▶ **Estratto del documento**:
..............................

Detto onere risulta essere stato raggiunto dalla documentazione portate alla luce da parte della difesa dell’amministrazione convenuta, la quale ha provato che le modalità e i mezzi con i quali si è provveduto all’occupazione del suolo pubblico risultano conformi al Regolamento comunale in materia vigente ratione temporis, secondo cui le occupazioni abusive che non presentano il carattere di stabilità si considerano temporanee e si presumono effettuate dal trentesimo giorno antecedente la data del verbale di accertamento redatto da competente pubblico ufficiale. È evidente anche per i giudici del Tribunale di Napoli come gli oggetti utilizzati dall’attore per l’occupazione non sono suscettibili di generare un’occupazione permanente.

..............................

[Annotazioni dei riquadri di delimitazione]
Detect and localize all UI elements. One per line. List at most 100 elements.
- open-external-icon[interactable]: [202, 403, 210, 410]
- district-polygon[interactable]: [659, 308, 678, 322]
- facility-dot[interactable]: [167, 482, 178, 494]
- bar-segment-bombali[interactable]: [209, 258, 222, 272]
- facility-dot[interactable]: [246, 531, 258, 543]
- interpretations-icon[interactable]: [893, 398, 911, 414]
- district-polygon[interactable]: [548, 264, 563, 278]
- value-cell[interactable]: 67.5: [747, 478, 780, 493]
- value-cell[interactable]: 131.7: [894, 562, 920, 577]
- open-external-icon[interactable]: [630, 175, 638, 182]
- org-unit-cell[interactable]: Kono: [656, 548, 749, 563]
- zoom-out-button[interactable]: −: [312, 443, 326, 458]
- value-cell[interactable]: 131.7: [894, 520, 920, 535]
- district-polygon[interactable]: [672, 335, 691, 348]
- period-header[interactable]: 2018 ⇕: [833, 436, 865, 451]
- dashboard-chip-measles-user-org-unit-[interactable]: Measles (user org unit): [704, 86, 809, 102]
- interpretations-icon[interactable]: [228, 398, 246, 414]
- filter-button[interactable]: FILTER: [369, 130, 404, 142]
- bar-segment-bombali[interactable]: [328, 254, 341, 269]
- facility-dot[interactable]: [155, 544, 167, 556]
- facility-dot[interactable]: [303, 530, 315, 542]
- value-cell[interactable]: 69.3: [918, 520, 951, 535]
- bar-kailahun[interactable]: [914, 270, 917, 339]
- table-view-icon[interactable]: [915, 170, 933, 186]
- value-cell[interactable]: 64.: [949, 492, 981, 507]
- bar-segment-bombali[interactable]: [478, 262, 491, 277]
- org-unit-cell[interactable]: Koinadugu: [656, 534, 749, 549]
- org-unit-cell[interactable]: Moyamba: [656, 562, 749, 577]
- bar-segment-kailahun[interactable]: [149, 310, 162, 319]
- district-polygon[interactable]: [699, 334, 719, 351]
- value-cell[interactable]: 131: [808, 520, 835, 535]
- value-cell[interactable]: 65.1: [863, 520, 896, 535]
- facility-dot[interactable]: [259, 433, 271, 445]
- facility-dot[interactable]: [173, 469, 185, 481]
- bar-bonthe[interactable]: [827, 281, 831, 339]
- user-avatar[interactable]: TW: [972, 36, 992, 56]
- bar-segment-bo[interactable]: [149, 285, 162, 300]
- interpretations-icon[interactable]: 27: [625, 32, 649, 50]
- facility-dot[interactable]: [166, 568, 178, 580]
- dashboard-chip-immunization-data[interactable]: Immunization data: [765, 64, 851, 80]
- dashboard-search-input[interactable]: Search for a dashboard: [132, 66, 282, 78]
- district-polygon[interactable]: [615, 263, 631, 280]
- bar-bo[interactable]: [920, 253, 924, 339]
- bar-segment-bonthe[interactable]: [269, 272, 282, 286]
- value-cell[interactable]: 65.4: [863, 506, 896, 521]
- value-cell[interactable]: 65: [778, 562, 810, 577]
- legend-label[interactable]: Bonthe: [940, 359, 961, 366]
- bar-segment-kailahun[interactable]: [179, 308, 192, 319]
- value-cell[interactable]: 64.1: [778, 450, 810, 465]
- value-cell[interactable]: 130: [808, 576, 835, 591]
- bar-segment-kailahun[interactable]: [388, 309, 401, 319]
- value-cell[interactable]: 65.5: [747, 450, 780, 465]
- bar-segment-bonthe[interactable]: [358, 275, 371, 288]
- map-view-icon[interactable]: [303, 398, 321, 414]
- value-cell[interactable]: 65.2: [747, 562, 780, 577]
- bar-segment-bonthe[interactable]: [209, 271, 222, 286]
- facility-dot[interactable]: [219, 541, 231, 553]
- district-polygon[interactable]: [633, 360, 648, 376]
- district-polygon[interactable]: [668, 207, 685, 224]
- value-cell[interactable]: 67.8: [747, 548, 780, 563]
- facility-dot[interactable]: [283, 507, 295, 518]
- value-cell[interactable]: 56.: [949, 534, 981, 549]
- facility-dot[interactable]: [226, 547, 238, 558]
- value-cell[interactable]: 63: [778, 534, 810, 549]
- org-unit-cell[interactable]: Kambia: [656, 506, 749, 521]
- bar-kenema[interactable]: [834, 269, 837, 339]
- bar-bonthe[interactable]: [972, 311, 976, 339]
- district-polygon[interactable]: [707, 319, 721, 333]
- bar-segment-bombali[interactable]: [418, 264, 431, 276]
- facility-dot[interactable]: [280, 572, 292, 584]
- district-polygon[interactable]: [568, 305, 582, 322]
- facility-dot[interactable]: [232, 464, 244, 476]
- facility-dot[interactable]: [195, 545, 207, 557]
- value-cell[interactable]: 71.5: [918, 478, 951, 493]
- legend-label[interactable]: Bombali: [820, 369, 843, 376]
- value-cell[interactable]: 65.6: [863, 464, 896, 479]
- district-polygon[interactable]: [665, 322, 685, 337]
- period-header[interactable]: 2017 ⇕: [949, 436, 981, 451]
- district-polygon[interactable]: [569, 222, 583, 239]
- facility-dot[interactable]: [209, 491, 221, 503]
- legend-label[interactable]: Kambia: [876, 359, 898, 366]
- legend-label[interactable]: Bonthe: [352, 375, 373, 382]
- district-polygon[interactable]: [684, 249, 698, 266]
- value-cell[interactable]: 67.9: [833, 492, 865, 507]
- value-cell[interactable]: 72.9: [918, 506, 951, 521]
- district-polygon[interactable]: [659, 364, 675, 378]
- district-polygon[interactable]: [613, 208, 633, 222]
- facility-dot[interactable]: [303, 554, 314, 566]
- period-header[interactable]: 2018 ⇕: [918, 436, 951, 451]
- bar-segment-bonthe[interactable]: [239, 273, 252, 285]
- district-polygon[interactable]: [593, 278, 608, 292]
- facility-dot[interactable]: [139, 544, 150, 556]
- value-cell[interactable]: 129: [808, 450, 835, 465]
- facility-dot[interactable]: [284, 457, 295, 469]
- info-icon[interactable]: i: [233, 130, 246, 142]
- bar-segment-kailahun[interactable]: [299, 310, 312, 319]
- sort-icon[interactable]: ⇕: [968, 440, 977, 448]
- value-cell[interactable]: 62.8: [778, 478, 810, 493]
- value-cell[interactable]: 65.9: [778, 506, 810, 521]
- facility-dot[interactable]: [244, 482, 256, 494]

..............................

▶ **Compiti da svolgere**:
- 1) Ripeti senza modifiche le righe dei record dall'inizio fino alla riga che contiene "- bar-segment-bombali[interactable]: [209, 258, 222, 272]", compresa.
- 2) Prosegui il testo sull'occupazione del suolo pubblico dal punto in cui si interrompe.

▶ **Soluzioni dell'esercizio**:
- 1)
Detect and localize all UI elements. One per line. List at most 100 elements.
- open-external-icon[interactable]: [202, 403, 210, 410]
- district-polygon[interactable]: [659, 308, 678, 322]
- facility-dot[interactable]: [167, 482, 178, 494]
- bar-segment-bombali[interactable]: [209, 258, 222, 272]

- 2)
Corretto pertanto l’operato del Comune che sulla scorta del verbale redatto dagli Agenti di Pm ha notificato il provvedimento messo a disposizione dal legislatore per il recupero del giusto Canone, o meglio per il recupero dell’Indennità, dovuta a favore dell’ente territoriale per l’occupazione temporanea del suolo pubblico sfruttato con panche mobili, cassette di legno e merce, senza la preventiva concessione e regolarizzazione. Richiesta calcolata secondo il criterio afflittivo voluto dal Legislatore per i 30 giorni antecedenti la data del verbale redatto dalla Polizia Locale.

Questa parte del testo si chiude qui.